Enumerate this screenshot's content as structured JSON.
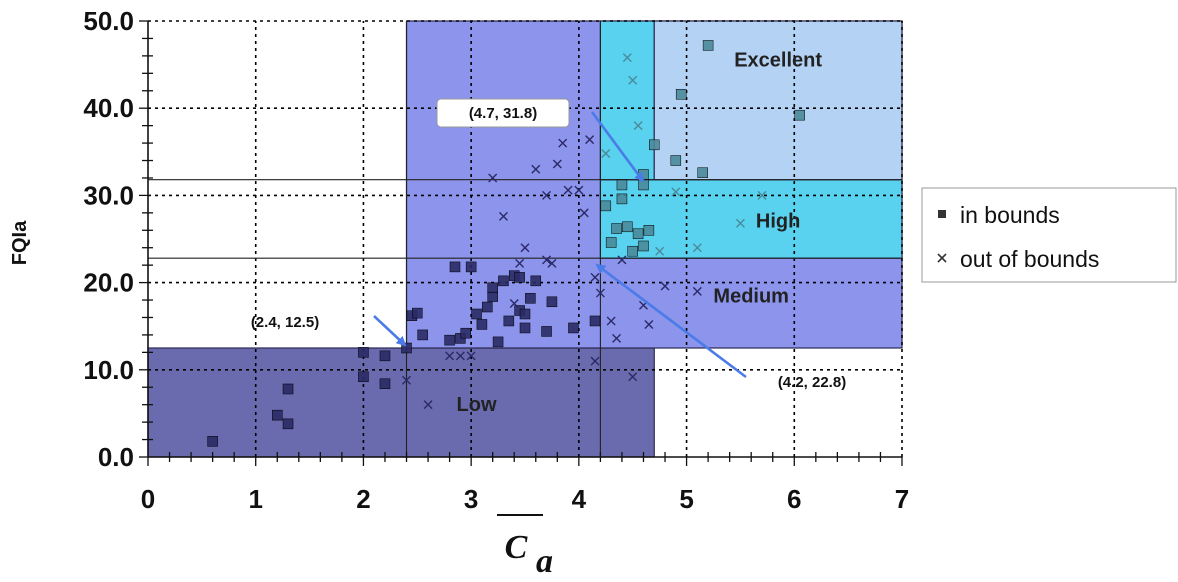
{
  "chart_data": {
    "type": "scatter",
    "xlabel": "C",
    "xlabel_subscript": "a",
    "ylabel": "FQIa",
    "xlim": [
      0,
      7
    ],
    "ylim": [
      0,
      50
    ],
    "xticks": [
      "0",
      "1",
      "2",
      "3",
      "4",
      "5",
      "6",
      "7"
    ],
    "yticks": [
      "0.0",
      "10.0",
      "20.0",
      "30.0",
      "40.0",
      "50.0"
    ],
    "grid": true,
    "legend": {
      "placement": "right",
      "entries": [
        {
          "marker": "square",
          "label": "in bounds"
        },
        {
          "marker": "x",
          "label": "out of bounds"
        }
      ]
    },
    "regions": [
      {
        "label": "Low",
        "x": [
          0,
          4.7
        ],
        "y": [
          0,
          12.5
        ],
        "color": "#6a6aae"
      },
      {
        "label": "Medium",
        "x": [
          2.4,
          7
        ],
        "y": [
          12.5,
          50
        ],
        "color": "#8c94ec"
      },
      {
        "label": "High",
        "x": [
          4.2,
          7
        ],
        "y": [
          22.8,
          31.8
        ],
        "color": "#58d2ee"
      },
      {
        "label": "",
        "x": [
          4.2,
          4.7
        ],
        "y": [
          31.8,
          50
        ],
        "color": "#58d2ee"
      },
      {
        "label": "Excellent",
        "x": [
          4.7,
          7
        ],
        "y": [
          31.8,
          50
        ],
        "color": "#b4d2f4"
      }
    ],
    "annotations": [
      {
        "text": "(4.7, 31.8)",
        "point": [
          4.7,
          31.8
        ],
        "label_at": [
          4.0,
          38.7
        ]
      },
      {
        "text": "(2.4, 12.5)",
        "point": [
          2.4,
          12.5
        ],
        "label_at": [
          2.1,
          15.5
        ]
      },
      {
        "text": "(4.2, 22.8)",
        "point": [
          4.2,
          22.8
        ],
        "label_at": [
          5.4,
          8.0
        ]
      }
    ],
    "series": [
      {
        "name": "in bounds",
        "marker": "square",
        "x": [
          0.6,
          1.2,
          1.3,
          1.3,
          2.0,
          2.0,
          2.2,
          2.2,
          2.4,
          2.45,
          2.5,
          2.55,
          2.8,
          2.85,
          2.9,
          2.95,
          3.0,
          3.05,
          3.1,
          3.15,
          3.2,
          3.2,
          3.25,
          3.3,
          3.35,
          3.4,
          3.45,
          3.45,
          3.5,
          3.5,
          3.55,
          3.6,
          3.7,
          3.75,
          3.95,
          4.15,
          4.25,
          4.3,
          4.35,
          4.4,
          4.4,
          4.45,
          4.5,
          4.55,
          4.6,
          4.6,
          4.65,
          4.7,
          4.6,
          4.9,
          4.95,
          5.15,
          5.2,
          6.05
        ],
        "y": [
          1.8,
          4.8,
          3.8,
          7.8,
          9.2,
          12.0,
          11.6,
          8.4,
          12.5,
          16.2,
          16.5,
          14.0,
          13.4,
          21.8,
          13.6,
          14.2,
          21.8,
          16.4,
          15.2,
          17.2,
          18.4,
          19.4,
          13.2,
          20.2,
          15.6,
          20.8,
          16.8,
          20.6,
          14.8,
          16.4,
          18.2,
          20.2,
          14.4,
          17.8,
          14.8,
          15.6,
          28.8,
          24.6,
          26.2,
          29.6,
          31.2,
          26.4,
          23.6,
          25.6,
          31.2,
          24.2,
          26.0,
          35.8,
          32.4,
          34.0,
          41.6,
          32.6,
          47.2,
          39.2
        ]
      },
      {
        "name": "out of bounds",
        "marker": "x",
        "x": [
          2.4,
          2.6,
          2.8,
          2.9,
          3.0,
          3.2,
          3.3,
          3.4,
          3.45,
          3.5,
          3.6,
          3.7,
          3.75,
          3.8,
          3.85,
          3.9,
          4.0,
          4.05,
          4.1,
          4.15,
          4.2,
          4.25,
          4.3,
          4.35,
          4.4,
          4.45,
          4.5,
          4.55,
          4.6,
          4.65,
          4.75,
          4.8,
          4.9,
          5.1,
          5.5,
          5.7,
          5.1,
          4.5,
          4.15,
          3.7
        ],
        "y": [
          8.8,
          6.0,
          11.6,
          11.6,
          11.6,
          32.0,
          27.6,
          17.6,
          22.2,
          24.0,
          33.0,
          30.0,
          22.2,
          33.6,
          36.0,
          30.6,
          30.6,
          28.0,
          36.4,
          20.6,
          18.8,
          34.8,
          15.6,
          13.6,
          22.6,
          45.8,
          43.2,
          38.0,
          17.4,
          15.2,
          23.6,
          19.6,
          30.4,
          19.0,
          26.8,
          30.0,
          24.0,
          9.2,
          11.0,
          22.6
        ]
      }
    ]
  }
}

...

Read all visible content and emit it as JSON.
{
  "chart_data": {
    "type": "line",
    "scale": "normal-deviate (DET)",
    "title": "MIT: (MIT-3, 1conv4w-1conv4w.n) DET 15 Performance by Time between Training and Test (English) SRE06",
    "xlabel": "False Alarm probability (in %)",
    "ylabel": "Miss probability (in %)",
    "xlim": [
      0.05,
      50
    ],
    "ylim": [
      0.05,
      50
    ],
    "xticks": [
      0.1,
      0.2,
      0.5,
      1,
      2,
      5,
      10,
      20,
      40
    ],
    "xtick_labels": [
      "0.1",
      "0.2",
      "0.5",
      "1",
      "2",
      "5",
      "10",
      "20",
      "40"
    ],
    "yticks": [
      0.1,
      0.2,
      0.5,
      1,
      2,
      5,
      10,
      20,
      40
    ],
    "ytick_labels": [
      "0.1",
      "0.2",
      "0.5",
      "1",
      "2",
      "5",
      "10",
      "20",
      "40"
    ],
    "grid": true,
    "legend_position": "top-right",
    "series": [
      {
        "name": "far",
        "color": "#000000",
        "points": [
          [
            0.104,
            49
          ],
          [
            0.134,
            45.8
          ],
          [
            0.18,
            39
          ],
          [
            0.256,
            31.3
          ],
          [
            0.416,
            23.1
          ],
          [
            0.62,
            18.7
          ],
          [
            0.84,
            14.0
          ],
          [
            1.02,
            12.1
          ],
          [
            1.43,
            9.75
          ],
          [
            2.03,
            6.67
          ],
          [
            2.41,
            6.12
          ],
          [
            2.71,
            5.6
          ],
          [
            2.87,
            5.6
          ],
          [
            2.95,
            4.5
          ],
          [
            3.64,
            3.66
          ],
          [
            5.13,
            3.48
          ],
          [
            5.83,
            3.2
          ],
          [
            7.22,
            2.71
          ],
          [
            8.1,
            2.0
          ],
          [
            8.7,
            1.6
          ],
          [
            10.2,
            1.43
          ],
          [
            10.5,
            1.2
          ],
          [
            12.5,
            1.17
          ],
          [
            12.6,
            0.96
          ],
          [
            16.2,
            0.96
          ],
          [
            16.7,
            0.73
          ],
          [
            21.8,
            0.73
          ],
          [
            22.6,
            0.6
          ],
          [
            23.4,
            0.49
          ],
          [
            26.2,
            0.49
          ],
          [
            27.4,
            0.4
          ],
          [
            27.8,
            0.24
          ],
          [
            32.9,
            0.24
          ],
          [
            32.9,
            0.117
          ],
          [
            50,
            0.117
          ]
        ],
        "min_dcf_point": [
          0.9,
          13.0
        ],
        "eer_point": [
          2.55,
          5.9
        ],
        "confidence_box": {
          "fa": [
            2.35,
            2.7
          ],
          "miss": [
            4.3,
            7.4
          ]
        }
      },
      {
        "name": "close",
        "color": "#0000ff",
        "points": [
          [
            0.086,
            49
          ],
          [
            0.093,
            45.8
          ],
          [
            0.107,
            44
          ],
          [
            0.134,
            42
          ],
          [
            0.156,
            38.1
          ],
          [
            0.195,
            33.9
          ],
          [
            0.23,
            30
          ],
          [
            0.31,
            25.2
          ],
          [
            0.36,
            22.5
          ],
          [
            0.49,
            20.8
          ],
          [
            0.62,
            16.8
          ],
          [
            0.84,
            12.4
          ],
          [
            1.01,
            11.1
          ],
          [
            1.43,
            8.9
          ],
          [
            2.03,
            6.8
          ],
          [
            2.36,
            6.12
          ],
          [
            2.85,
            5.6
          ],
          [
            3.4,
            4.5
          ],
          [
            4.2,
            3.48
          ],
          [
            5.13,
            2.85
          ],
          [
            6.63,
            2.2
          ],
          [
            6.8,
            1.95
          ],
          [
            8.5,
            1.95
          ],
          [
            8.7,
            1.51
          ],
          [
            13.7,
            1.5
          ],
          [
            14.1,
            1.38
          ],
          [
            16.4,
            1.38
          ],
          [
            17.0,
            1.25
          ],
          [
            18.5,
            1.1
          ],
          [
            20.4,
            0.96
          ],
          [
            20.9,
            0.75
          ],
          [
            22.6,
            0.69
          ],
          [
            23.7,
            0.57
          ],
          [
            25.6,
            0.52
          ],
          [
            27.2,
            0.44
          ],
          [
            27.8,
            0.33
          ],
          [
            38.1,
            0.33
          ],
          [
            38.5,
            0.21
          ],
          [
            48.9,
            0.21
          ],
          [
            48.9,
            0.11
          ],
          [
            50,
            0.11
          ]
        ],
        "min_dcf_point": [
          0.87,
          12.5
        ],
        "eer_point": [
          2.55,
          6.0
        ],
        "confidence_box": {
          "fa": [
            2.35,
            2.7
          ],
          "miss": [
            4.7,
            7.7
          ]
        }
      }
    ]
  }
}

- **THE PROBLEM**:
In the records above, locate each line with the word "color". Copy all such lines.

- **WRITTEN ANSWER**:
        "color": "#6a6aae"
        "color": "#8c94ec"
        "color": "#58d2ee"
        "color": "#58d2ee"
        "color": "#b4d2f4"
        "color": "#000000",
        "color": "#0000ff",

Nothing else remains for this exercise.